Task description:
Read the material below and count the lines holding the string "icon". Give that count with nothing added.
______
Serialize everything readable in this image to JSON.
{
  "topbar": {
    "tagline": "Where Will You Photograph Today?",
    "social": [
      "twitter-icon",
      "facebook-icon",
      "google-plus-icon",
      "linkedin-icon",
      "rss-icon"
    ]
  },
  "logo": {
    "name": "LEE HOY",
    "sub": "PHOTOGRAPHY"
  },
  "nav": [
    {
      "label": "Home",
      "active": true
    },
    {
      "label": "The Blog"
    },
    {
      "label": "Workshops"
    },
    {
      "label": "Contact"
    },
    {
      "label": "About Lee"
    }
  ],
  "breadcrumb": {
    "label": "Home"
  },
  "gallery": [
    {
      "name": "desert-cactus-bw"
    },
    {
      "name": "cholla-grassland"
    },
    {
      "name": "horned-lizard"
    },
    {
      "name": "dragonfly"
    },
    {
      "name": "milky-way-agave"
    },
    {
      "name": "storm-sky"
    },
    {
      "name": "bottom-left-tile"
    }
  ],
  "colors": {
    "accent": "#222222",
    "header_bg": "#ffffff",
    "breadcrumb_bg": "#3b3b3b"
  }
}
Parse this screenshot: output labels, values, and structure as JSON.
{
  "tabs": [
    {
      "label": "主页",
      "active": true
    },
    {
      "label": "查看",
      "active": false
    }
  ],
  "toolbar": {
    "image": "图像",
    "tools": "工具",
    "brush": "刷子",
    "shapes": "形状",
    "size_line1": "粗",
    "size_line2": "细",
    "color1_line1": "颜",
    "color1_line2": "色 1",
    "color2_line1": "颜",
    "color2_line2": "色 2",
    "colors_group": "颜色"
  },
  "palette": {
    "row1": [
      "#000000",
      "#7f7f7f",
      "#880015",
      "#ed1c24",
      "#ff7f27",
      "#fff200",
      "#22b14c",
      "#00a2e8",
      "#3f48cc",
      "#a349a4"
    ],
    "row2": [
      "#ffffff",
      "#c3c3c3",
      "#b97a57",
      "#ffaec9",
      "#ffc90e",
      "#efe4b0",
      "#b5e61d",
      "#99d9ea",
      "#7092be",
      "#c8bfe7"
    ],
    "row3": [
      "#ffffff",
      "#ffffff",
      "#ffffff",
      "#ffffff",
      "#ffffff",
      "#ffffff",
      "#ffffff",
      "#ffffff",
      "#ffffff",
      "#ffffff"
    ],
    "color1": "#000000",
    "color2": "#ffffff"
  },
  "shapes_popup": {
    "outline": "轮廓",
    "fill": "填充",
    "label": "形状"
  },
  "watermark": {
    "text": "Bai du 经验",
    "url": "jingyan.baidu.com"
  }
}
______
Result for this exercise:
5